YOUR TASK - Print out the material that follows word for word.

(A run of records)
· · ·
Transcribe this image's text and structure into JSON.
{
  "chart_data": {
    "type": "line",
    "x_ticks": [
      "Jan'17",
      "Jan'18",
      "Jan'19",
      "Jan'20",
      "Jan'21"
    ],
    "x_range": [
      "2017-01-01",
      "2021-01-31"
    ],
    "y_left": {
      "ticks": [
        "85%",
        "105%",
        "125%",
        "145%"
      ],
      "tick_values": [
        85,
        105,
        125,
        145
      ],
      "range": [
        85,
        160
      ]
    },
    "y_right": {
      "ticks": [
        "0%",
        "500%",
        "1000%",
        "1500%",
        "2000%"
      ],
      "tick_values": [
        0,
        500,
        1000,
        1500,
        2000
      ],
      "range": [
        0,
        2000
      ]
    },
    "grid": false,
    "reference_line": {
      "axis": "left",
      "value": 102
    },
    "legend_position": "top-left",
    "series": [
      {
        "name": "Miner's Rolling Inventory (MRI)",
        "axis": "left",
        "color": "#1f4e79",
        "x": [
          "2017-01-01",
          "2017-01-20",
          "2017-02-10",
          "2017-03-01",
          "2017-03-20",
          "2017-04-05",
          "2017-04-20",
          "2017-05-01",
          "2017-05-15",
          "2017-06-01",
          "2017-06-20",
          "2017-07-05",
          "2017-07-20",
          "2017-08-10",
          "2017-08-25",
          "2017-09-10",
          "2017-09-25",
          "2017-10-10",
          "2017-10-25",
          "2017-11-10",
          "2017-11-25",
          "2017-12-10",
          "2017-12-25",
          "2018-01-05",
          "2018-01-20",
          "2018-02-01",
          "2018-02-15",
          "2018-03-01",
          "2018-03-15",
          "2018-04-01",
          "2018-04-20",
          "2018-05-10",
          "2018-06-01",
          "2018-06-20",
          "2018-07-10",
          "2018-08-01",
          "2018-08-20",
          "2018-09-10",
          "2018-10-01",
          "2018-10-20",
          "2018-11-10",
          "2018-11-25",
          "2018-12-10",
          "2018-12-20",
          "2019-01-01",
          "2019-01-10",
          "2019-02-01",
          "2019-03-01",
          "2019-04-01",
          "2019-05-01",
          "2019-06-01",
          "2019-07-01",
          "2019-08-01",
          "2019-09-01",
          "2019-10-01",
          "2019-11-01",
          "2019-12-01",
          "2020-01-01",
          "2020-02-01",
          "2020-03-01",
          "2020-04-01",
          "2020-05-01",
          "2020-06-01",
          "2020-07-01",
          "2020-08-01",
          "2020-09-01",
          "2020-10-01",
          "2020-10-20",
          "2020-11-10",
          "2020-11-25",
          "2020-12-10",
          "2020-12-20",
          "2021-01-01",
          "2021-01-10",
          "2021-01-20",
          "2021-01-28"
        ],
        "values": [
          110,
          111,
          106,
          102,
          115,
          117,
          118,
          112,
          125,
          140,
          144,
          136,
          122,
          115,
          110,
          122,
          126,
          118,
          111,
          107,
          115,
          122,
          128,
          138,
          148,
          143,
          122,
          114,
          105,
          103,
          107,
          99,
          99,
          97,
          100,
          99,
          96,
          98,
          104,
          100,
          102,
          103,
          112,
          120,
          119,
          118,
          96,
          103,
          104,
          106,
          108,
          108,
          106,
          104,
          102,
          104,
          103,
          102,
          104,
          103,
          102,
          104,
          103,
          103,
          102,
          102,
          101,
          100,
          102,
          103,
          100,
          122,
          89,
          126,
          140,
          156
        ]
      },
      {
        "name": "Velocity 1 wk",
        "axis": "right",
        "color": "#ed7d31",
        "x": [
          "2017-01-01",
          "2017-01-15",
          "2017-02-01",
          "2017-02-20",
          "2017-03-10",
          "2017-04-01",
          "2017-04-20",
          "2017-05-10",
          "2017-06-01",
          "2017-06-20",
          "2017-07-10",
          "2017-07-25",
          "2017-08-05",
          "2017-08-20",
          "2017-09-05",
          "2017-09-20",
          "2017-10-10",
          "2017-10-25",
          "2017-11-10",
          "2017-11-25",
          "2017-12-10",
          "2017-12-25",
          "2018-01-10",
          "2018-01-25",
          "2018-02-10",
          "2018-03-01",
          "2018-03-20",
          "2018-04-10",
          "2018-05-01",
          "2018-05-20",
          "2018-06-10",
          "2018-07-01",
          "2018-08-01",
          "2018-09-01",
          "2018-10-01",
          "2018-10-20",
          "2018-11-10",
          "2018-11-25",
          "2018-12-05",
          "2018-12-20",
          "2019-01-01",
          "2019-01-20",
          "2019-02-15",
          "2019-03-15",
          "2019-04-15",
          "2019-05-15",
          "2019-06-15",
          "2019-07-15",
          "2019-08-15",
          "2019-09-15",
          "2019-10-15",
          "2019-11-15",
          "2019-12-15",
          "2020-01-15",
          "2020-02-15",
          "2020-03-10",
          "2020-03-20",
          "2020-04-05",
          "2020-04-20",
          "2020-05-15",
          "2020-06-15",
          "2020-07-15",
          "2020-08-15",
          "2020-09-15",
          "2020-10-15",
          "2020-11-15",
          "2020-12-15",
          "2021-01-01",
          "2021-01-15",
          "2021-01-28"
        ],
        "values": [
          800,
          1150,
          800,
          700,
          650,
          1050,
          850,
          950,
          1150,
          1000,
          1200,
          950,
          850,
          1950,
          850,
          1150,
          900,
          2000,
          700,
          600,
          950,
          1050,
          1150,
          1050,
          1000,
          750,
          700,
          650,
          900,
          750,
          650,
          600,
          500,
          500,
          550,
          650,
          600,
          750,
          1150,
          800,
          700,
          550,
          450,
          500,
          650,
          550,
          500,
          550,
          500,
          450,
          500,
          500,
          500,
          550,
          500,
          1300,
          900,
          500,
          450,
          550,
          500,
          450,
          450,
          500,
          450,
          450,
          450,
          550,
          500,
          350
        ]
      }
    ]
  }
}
· · ·
CORRECT ANSWER -
Transcribe this image's text and structure into JSON.
{
  "chart_data": {
    "type": "line",
    "x_ticks": [
      "Jan'17",
      "Jan'18",
      "Jan'19",
      "Jan'20",
      "Jan'21"
    ],
    "x_range": [
      "2017-01-01",
      "2021-01-31"
    ],
    "y_left": {
      "ticks": [
        "85%",
        "105%",
        "125%",
        "145%"
      ],
      "tick_values": [
        85,
        105,
        125,
        145
      ],
      "range": [
        85,
        160
      ]
    },
    "y_right": {
      "ticks": [
        "0%",
        "500%",
        "1000%",
        "1500%",
        "2000%"
      ],
      "tick_values": [
        0,
        500,
        1000,
        1500,
        2000
      ],
      "range": [
        0,
        2000
      ]
    },
    "grid": false,
    "reference_line": {
      "axis": "left",
      "value": 102
    },
    "legend_position": "top-left",
    "series": [
      {
        "name": "Miner's Rolling Inventory (MRI)",
        "axis": "left",
        "color": "#1f4e79",
        "x": [
          "2017-01-01",
          "2017-01-20",
          "2017-02-10",
          "2017-03-01",
          "2017-03-20",
          "2017-04-05",
          "2017-04-20",
          "2017-05-01",
          "2017-05-15",
          "2017-06-01",
          "2017-06-20",
          "2017-07-05",
          "2017-07-20",
          "2017-08-10",
          "2017-08-25",
          "2017-09-10",
          "2017-09-25",
          "2017-10-10",
          "2017-10-25",
          "2017-11-10",
          "2017-11-25",
          "2017-12-10",
          "2017-12-25",
          "2018-01-05",
          "2018-01-20",
          "2018-02-01",
          "2018-02-15",
          "2018-03-01",
          "2018-03-15",
          "2018-04-01",
          "2018-04-20",
          "2018-05-10",
          "2018-06-01",
          "2018-06-20",
          "2018-07-10",
          "2018-08-01",
          "2018-08-20",
          "2018-09-10",
          "2018-10-01",
          "2018-10-20",
          "2018-11-10",
          "2018-11-25",
          "2018-12-10",
          "2018-12-20",
          "2019-01-01",
          "2019-01-10",
          "2019-02-01",
          "2019-03-01",
          "2019-04-01",
          "2019-05-01",
          "2019-06-01",
          "2019-07-01",
          "2019-08-01",
          "2019-09-01",
          "2019-10-01",
          "2019-11-01",
          "2019-12-01",
          "2020-01-01",
          "2020-02-01",
          "2020-03-01",
          "2020-04-01",
          "2020-05-01",
          "2020-06-01",
          "2020-07-01",
          "2020-08-01",
          "2020-09-01",
          "2020-10-01",
          "2020-10-20",
          "2020-11-10",
          "2020-11-25",
          "2020-12-10",
          "2020-12-20",
          "2021-01-01",
          "2021-01-10",
          "2021-01-20",
          "2021-01-28"
        ],
        "values": [
          110,
          111,
          106,
          102,
          115,
          117,
          118,
          112,
          125,
          140,
          144,
          136,
          122,
          115,
          110,
          122,
          126,
          118,
          111,
          107,
          115,
          122,
          128,
          138,
          148,
          143,
          122,
          114,
          105,
          103,
          107,
          99,
          99,
          97,
          100,
          99,
          96,
          98,
          104,
          100,
          102,
          103,
          112,
          120,
          119,
          118,
          96,
          103,
          104,
          106,
          108,
          108,
          106,
          104,
          102,
          104,
          103,
          102,
          104,
          103,
          102,
          104,
          103,
          103,
          102,
          102,
          101,
          100,
          102,
          103,
          100,
          122,
          89,
          126,
          140,
          156
        ]
      },
      {
        "name": "Velocity 1 wk",
        "axis": "right",
        "color": "#ed7d31",
        "x": [
          "2017-01-01",
          "2017-01-15",
          "2017-02-01",
          "2017-02-20",
          "2017-03-10",
          "2017-04-01",
          "2017-04-20",
          "2017-05-10",
          "2017-06-01",
          "2017-06-20",
          "2017-07-10",
          "2017-07-25",
          "2017-08-05",
          "2017-08-20",
          "2017-09-05",
          "2017-09-20",
          "2017-10-10",
          "2017-10-25",
          "2017-11-10",
          "2017-11-25",
          "2017-12-10",
          "2017-12-25",
          "2018-01-10",
          "2018-01-25",
          "2018-02-10",
          "2018-03-01",
          "2018-03-20",
          "2018-04-10",
          "2018-05-01",
          "2018-05-20",
          "2018-06-10",
          "2018-07-01",
          "2018-08-01",
          "2018-09-01",
          "2018-10-01",
          "2018-10-20",
          "2018-11-10",
          "2018-11-25",
          "2018-12-05",
          "2018-12-20",
          "2019-01-01",
          "2019-01-20",
          "2019-02-15",
          "2019-03-15",
          "2019-04-15",
          "2019-05-15",
          "2019-06-15",
          "2019-07-15",
          "2019-08-15",
          "2019-09-15",
          "2019-10-15",
          "2019-11-15",
          "2019-12-15",
          "2020-01-15",
          "2020-02-15",
          "2020-03-10",
          "2020-03-20",
          "2020-04-05",
          "2020-04-20",
          "2020-05-15",
          "2020-06-15",
          "2020-07-15",
          "2020-08-15",
          "2020-09-15",
          "2020-10-15",
          "2020-11-15",
          "2020-12-15",
          "2021-01-01",
          "2021-01-15",
          "2021-01-28"
        ],
        "values": [
          800,
          1150,
          800,
          700,
          650,
          1050,
          850,
          950,
          1150,
          1000,
          1200,
          950,
          850,
          1950,
          850,
          1150,
          900,
          2000,
          700,
          600,
          950,
          1050,
          1150,
          1050,
          1000,
          750,
          700,
          650,
          900,
          750,
          650,
          600,
          500,
          500,
          550,
          650,
          600,
          750,
          1150,
          800,
          700,
          550,
          450,
          500,
          650,
          550,
          500,
          550,
          500,
          450,
          500,
          500,
          500,
          550,
          500,
          1300,
          900,
          500,
          450,
          550,
          500,
          450,
          450,
          500,
          450,
          450,
          450,
          550,
          500,
          350
        ]
      }
    ]
  }
}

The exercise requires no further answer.